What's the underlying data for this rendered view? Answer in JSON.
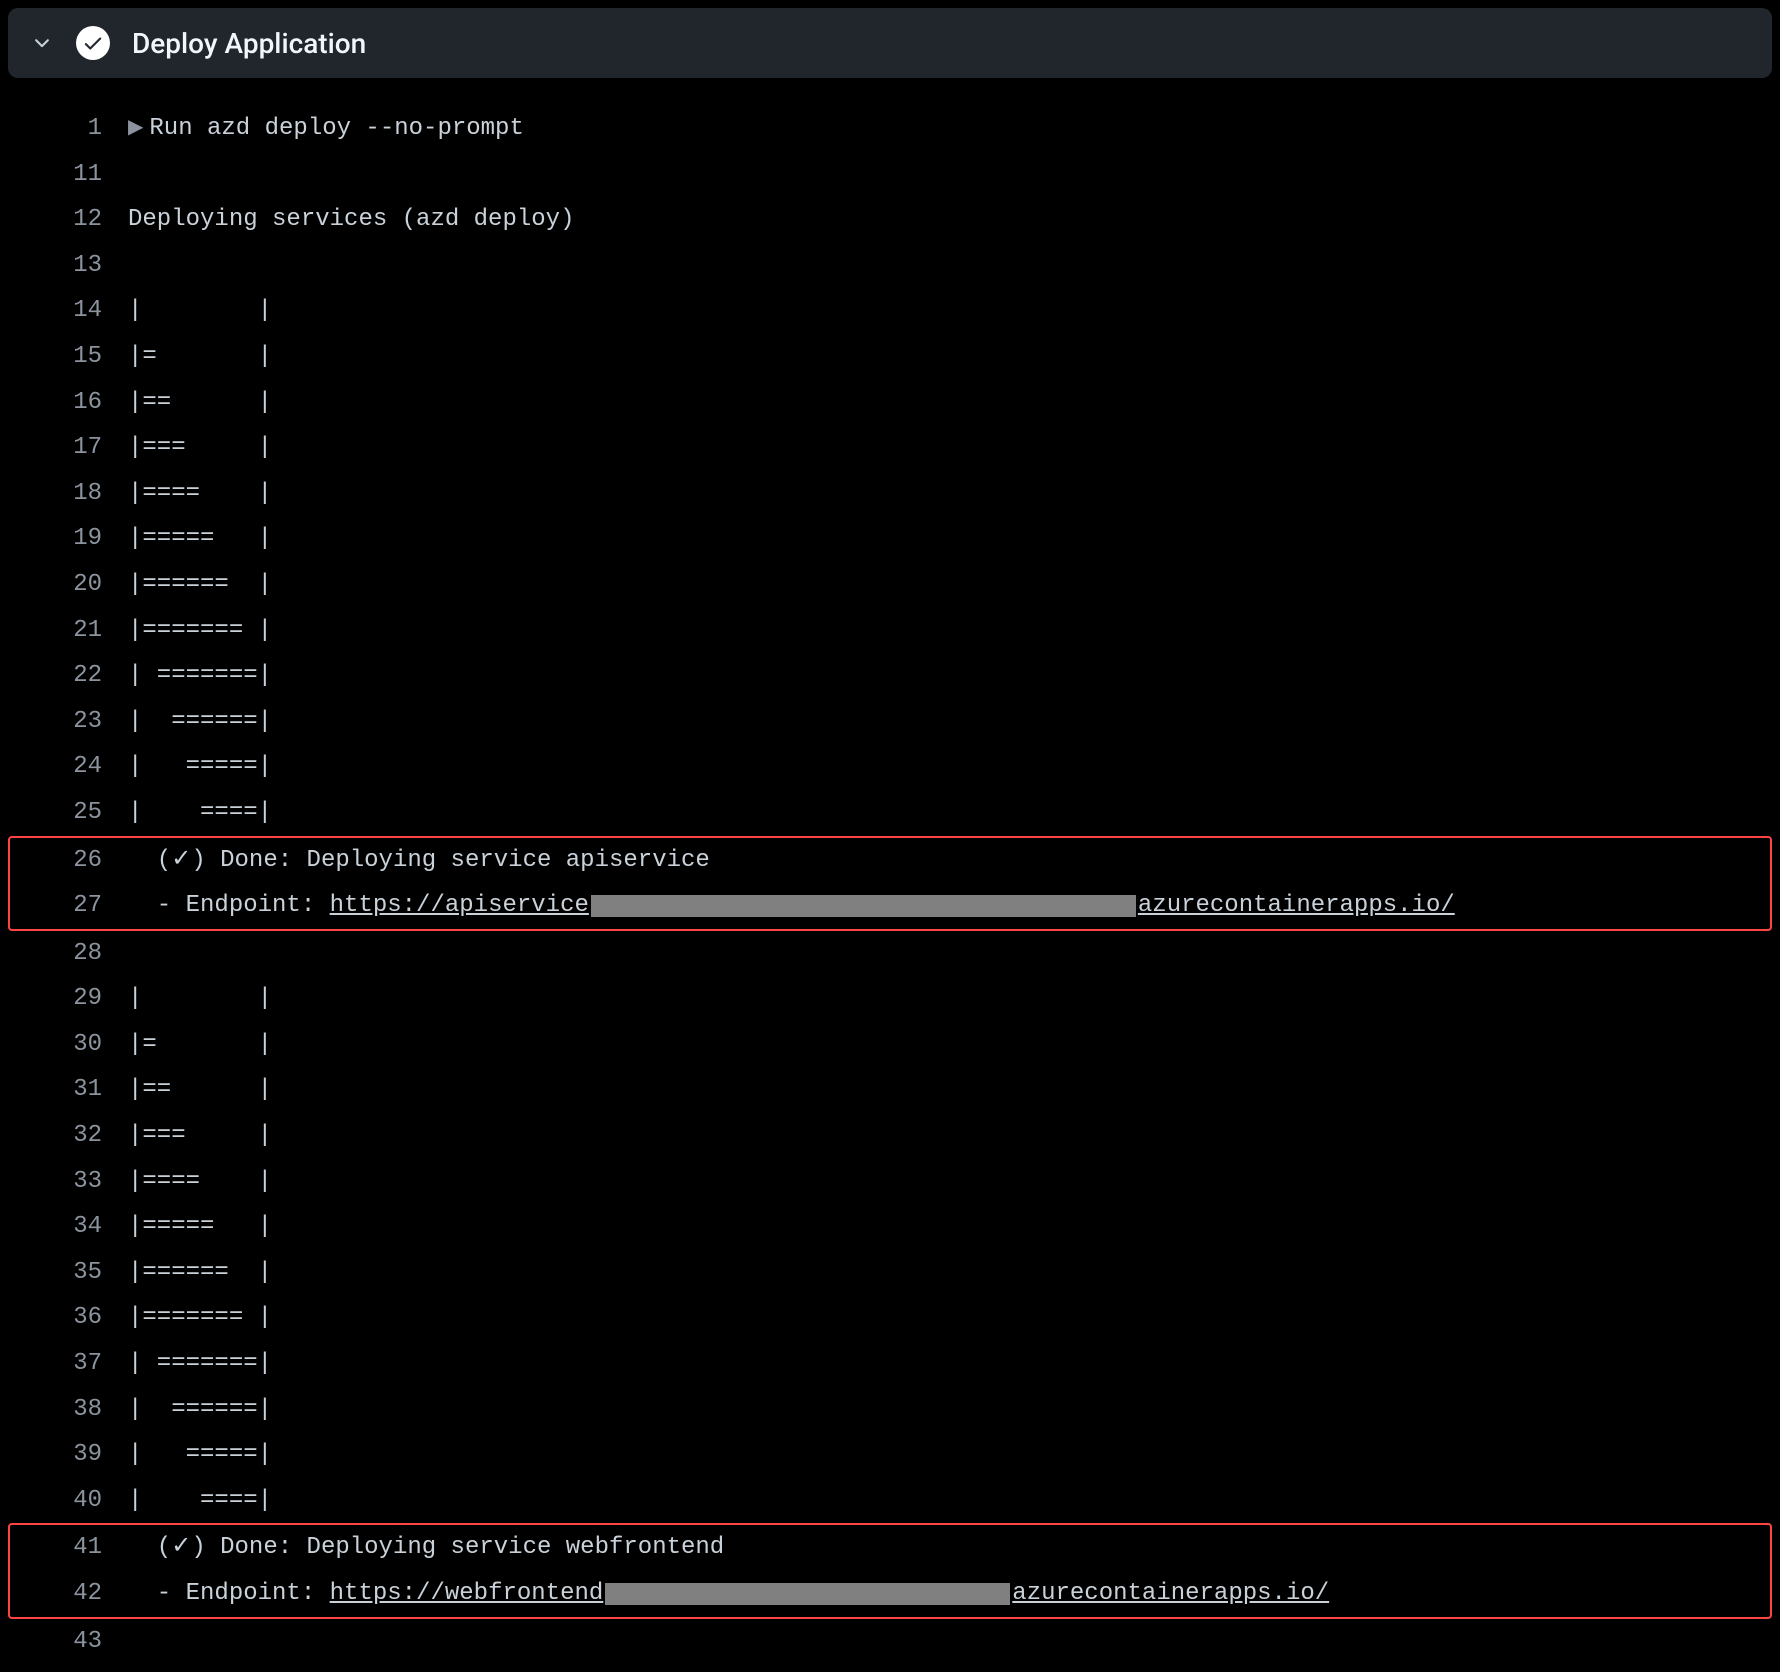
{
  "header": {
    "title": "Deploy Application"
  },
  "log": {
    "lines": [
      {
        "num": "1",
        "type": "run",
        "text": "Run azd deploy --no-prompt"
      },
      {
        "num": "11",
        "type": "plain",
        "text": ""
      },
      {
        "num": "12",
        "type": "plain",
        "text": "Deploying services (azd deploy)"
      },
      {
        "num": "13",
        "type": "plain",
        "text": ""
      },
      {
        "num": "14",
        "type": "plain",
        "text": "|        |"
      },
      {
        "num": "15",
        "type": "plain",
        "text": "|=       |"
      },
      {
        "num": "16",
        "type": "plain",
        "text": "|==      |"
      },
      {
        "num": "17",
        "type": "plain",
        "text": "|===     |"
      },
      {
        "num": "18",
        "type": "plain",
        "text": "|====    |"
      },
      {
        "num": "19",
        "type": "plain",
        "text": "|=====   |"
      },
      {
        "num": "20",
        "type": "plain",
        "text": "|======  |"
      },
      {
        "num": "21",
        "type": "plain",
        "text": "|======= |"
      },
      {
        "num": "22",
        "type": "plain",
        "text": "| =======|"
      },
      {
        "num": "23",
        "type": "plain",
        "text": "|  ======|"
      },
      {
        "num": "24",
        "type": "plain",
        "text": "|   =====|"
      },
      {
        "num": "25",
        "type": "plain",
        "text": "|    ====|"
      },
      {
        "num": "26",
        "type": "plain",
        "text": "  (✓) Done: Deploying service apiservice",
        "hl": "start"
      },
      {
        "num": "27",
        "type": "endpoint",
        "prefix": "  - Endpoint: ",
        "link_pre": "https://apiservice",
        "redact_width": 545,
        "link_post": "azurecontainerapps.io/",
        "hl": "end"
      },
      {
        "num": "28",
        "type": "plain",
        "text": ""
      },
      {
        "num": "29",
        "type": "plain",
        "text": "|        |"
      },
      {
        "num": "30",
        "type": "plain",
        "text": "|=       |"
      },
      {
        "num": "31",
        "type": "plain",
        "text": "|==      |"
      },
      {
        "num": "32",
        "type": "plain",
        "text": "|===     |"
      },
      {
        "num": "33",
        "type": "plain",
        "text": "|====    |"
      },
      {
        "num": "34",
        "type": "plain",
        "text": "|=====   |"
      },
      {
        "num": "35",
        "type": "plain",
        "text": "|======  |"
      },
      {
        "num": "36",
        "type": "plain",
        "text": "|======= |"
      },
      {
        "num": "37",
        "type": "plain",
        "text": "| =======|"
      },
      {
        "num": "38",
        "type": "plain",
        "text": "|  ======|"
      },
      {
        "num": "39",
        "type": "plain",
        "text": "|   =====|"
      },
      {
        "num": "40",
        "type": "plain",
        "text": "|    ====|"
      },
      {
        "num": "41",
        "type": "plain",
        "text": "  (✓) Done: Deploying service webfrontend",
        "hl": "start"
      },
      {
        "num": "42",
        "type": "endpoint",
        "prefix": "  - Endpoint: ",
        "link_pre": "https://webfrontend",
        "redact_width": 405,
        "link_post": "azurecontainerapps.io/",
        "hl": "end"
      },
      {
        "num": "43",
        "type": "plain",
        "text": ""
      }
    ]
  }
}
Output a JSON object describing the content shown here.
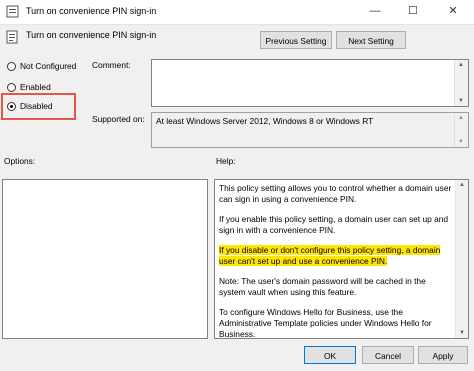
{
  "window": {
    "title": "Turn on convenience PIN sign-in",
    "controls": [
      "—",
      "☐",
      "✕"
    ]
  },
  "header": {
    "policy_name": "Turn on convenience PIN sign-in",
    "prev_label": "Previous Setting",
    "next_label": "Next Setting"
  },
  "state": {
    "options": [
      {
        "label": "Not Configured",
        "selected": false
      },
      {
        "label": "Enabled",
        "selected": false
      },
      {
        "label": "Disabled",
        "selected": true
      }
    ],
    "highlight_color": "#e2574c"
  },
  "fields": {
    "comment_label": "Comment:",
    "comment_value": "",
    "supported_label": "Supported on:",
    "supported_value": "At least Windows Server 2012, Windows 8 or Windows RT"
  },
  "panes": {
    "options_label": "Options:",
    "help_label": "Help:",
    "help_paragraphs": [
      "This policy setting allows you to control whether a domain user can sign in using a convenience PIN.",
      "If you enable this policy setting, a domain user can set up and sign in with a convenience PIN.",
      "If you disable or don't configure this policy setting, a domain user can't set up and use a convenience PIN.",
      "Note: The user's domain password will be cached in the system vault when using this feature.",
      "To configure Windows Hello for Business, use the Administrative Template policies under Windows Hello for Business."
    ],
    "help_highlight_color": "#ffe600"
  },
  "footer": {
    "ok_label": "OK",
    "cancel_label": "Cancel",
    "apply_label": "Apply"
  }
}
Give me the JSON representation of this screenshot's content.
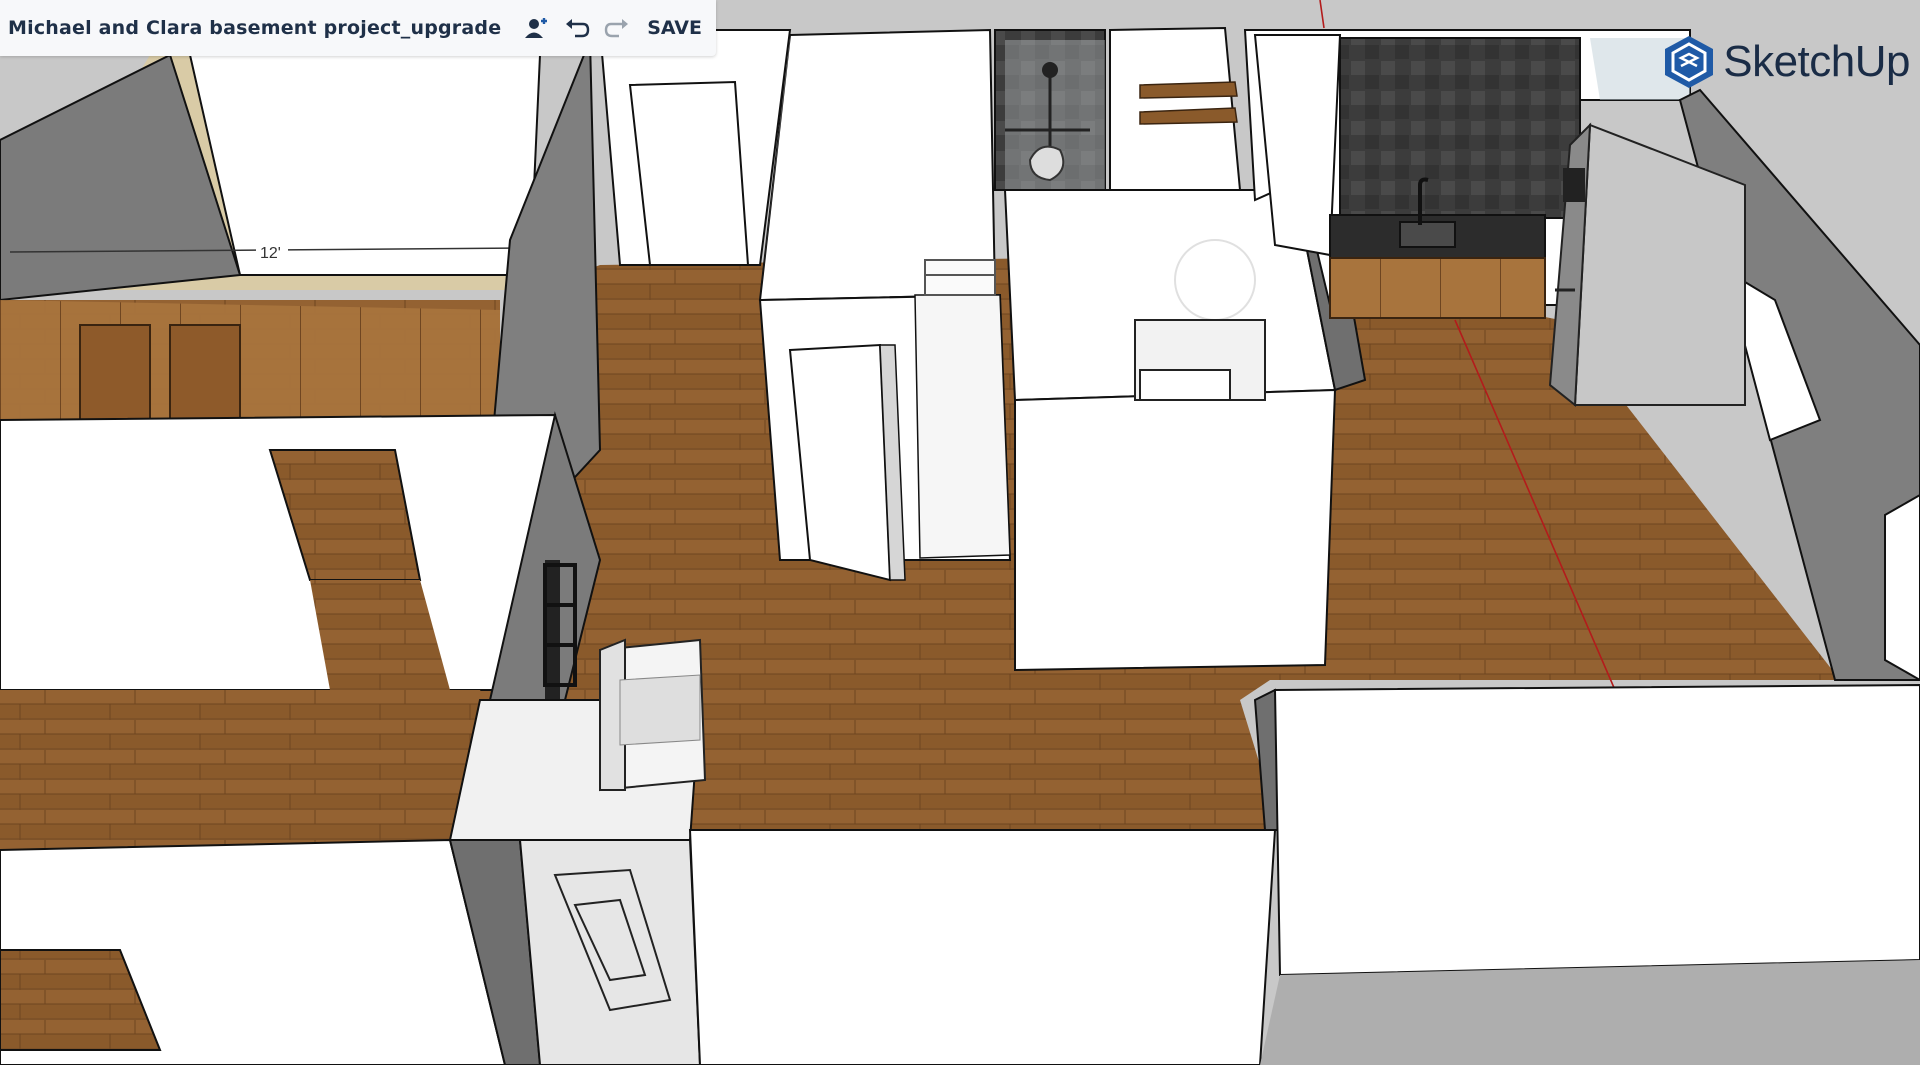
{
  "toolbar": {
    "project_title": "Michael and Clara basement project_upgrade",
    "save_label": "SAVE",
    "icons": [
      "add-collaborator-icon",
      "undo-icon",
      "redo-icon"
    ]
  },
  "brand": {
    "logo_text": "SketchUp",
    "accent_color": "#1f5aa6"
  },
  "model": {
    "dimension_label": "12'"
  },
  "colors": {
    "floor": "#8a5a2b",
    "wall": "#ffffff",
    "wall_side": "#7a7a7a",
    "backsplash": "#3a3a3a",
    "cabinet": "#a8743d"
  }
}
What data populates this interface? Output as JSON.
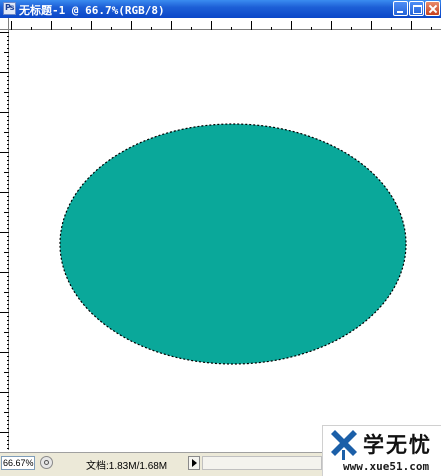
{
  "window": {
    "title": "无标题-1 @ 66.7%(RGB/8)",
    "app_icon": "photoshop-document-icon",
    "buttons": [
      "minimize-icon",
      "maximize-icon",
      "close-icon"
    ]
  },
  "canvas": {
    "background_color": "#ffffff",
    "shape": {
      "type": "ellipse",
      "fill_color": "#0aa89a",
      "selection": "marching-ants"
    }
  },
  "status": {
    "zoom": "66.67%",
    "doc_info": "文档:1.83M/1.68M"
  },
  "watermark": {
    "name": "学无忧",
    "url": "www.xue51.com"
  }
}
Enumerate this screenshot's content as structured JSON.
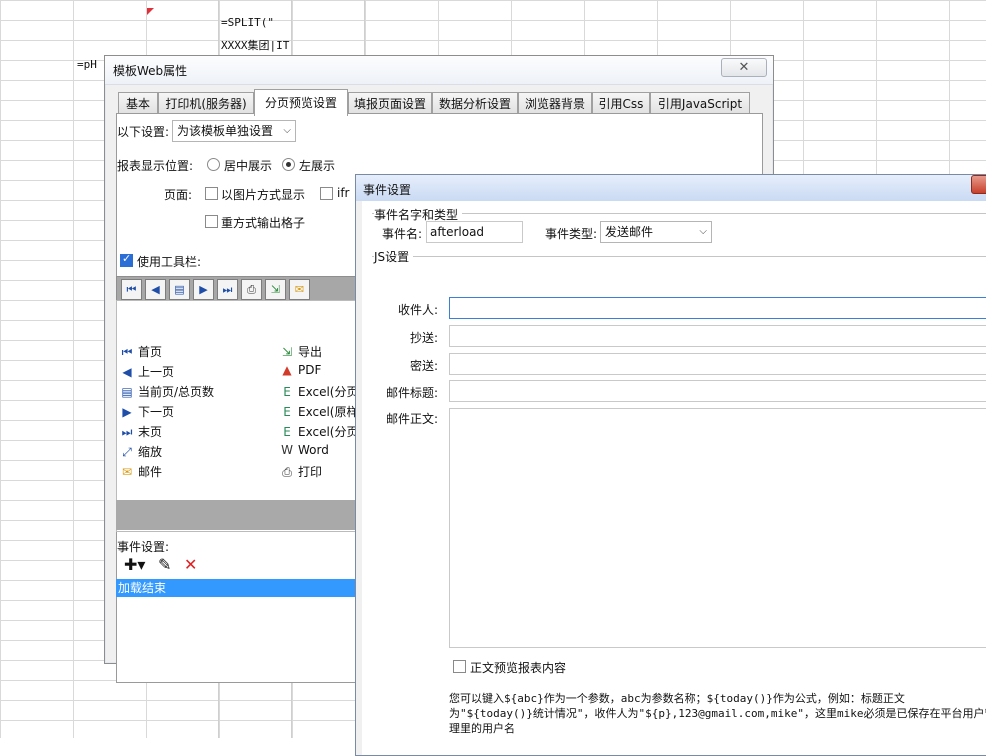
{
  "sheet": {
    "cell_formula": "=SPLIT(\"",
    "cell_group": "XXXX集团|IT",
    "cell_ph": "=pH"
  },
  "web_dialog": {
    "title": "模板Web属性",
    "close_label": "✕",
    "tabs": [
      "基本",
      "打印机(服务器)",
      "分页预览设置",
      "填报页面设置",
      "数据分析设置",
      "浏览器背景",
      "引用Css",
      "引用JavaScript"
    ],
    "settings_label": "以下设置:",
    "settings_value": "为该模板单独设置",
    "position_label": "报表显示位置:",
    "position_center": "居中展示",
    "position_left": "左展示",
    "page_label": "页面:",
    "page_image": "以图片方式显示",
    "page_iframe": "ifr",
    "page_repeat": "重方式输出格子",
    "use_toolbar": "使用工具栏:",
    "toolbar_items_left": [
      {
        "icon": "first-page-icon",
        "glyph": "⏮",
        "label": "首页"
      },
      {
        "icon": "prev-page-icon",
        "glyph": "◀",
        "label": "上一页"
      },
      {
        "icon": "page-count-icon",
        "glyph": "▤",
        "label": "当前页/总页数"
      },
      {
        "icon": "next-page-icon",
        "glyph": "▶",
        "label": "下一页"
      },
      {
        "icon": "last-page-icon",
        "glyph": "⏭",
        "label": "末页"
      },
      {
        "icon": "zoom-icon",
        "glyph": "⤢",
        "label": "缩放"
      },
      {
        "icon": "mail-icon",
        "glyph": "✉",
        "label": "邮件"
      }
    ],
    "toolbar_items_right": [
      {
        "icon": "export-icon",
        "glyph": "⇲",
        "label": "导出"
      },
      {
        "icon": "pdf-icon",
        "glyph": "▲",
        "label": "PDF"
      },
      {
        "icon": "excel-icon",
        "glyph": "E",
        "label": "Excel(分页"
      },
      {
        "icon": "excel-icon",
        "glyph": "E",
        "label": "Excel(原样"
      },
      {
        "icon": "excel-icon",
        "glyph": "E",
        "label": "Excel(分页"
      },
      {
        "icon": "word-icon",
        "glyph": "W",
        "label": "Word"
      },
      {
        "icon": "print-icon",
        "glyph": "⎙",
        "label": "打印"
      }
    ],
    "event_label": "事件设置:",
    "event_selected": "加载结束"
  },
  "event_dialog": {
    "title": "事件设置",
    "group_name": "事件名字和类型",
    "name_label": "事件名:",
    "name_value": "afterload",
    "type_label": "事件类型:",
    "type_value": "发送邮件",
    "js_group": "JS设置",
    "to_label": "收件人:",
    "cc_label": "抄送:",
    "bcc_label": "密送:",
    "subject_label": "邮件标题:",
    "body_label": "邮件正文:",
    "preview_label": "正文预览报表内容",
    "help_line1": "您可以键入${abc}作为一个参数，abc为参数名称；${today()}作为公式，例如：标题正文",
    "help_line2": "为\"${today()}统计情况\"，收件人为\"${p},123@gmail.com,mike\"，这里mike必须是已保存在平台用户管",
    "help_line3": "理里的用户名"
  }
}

-------------------------

> **Directions for this task**:
Pick out the lines that have the word "Output". Copy them all.

> **Exercise response**:
Output a JSON object describing the content shown here.
What data populates this interface? Output as JSON.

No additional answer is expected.